--- EXERCISES ---
- a) In the Hakone travel text, how much does a Japan Rail Pass holder still pay for the Hakone-Tozan line?
- b) Repeat a passage from the Hakone travel text word for word: begin at the words "The fastest and" and stop after the words "the Hakone-Tozan line.".

--- SUPPLIED TEXT ---
■ ■ ■ ■ ■ ■ ■

Hakone (箱根; [11]) is a mountainous area west of Tokyo in Japan. The Hakone checkpoint on the historical Tokaido road marks the beginning of the Kanto region.

Get in

By plane

The nearest airports to Hakone are in Tokyo. Note that if you have a reservation at a ryokan in Hakone, unless your plane lands in the morning, it is recommended that you spend your first evening in Tokyo or Yokohama, or else you might miss out on (and be charged for) dinner at the ryokan, or worse, you may be locked out of (and be charged for) your room at the ryokan's curfew time, if there is one.

Allow about 2 1/2 to 3 hours to reach Hakone from Narita Airport by train, and about 1 1/2 to 2 hours from Haneda Airport.

By train

The fastest and most expensive method of reaching Hakone from Tokyo is to take a Tokaido Shinkansen Kodama (こだま) train from Tokyo to Odawara, then transfer to the Hakone-Tozan Line for the run to Hakone-Yumoto (trains operated by Odakyu Railway). The one-way ride lasts one hour with a good connection, and costs ¥3430... but if you use the Japan Rail Pass, you need only to pay ¥300 for the Hakone-Tozan line.

Be aware that the JR East Rail Pass does not provide access to the Tokaido Shinkansen and to make use of this pass you will need to ride the regular Tokaido Main Line to Odawara. From Tokyo, a convenient choice that is valid with the JR East Pass is the "Odoriko" limited express train service. These trains have bigger windows and better seating than the regular commuter trains, and seat reservations can be made. As of March 2007, there are at least four daily runs, arriving in Odawara one hour later; there may also be additional runs on certain days. All trains make a pickup stop at Yokohama, while a few also stop at Shinagawa and Kawasaki stations.

■ ■ ■ ■ ■ ■ ■

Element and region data

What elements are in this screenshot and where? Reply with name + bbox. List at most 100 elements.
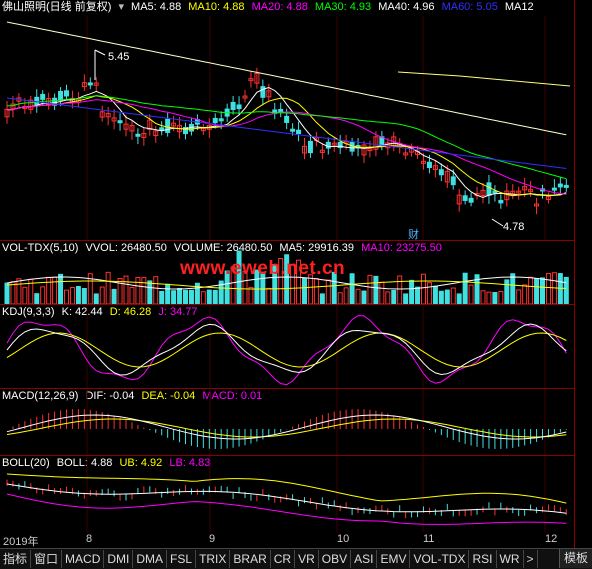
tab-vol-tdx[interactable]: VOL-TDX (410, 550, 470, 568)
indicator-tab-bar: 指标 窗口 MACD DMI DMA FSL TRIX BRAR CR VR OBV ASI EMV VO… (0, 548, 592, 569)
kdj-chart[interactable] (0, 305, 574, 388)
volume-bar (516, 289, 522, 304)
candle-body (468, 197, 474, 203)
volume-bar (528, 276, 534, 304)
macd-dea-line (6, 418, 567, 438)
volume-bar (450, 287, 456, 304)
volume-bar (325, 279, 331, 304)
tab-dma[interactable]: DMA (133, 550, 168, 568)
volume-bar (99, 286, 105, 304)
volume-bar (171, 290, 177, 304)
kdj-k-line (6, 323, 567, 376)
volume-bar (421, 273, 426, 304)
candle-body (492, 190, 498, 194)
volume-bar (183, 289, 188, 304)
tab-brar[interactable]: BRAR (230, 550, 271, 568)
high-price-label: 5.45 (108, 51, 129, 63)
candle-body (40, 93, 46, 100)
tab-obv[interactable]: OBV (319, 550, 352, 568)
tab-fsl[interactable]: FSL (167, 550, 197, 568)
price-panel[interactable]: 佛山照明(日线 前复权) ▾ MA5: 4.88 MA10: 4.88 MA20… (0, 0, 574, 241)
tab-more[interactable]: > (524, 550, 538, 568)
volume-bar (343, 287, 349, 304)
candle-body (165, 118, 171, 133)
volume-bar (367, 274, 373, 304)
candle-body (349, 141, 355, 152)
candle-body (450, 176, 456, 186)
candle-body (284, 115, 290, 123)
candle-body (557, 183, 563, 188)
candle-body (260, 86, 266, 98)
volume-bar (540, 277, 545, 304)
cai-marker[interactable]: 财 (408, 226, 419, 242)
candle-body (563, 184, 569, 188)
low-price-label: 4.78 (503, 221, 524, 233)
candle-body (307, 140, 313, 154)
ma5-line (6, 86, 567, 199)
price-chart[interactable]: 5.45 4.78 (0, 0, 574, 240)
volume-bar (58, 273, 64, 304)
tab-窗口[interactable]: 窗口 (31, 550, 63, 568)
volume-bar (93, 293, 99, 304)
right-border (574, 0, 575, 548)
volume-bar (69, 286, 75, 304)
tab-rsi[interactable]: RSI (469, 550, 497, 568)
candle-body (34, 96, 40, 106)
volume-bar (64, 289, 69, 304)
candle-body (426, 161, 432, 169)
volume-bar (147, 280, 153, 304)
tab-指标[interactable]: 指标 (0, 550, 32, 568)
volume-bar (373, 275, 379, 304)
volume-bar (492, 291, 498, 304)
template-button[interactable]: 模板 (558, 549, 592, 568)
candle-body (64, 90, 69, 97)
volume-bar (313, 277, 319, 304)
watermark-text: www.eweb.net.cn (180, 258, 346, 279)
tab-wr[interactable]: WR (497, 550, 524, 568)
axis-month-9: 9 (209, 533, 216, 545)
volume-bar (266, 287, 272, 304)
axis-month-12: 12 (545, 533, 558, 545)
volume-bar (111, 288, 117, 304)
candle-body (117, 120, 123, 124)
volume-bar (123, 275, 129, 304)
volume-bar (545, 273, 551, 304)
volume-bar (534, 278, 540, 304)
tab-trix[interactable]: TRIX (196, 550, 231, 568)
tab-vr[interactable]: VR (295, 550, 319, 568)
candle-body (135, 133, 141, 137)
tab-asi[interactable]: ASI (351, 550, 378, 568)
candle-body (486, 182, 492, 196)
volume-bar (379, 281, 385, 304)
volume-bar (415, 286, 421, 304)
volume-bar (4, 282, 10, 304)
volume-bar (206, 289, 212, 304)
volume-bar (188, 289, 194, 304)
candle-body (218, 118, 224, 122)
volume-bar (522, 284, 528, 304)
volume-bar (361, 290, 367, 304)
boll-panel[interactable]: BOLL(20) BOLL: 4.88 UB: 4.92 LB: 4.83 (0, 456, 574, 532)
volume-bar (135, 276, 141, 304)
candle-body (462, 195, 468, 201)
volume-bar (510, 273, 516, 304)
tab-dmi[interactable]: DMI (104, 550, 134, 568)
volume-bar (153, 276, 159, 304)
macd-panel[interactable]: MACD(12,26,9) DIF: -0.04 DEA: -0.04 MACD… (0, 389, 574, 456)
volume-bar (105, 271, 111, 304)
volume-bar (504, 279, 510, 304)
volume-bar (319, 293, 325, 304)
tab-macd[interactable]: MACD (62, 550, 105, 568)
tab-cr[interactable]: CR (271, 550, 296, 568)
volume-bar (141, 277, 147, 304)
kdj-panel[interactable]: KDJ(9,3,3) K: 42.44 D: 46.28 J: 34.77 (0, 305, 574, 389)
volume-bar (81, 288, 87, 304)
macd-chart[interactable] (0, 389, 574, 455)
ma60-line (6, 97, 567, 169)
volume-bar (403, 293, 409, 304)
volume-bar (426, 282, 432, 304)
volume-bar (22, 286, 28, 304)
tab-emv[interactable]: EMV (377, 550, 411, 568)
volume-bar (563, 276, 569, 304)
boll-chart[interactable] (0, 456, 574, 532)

■ ■ ■ ■ ■ ■ ■

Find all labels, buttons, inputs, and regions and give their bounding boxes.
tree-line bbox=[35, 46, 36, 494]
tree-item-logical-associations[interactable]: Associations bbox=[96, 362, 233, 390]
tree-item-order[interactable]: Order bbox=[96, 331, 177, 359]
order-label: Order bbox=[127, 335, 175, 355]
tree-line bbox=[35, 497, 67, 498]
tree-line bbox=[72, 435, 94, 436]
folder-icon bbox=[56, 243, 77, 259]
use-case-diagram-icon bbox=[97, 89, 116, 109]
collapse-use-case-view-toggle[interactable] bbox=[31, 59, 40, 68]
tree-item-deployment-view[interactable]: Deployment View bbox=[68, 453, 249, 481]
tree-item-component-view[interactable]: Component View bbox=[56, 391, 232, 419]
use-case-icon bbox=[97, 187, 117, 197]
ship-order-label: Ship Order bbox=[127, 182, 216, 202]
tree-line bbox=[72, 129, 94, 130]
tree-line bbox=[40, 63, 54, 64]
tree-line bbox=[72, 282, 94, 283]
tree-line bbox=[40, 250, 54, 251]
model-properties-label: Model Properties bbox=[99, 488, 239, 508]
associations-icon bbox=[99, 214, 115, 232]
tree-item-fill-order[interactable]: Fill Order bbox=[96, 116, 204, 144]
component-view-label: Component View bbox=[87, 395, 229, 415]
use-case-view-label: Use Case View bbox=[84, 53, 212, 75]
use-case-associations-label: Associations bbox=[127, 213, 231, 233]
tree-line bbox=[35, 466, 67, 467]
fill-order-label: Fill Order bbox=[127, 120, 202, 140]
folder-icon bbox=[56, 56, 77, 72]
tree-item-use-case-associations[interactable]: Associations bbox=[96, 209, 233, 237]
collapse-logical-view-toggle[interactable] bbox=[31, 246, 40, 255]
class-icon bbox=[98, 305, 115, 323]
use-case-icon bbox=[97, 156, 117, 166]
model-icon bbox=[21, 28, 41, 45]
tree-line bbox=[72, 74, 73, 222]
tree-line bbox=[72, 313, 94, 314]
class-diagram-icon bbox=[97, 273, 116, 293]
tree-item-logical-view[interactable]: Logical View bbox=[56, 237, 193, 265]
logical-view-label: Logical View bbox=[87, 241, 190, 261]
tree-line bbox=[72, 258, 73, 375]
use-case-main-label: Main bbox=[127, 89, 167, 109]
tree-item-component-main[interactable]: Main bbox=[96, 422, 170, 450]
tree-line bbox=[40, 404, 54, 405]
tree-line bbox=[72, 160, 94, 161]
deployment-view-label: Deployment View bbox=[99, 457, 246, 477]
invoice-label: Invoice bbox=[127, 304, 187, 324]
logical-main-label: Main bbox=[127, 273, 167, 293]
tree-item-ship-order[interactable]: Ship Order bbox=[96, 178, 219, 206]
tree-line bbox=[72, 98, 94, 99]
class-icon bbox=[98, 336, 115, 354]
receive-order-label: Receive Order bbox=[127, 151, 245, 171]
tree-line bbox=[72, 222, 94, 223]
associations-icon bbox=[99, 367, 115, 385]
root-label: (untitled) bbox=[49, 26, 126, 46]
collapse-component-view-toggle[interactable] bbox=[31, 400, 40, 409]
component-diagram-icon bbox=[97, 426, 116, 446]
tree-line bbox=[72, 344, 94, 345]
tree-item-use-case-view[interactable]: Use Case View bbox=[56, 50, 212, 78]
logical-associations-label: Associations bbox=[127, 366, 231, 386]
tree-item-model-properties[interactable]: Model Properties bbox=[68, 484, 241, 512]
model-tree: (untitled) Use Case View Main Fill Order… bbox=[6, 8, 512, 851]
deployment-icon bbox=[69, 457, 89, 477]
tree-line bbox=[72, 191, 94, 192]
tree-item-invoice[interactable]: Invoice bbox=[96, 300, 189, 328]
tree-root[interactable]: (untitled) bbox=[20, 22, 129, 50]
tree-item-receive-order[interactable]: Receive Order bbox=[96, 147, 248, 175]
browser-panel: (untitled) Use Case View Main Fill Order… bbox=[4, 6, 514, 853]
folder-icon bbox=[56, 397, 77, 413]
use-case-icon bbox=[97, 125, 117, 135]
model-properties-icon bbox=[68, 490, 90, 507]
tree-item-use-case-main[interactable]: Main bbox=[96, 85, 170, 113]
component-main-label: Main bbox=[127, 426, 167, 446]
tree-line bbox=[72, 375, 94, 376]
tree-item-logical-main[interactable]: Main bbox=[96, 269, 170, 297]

■ ■ ■ ■ ■ ■ ■

--- PROBLEM SOLUTIONS ---
- a) ¥300

- b)
The fastest and most expensive method of reaching Hakone from Tokyo is to take a Tokaido Shinkansen Kodama (こだま) train from Tokyo to Odawara, then transfer to the Hakone-Tozan Line for the run to Hakone-Yumoto (trains operated by Odakyu Railway). The one-way ride lasts one hour with a good connection, and costs ¥3430... but if you use the Japan Rail Pass, you need only to pay ¥300 for the Hakone-Tozan line.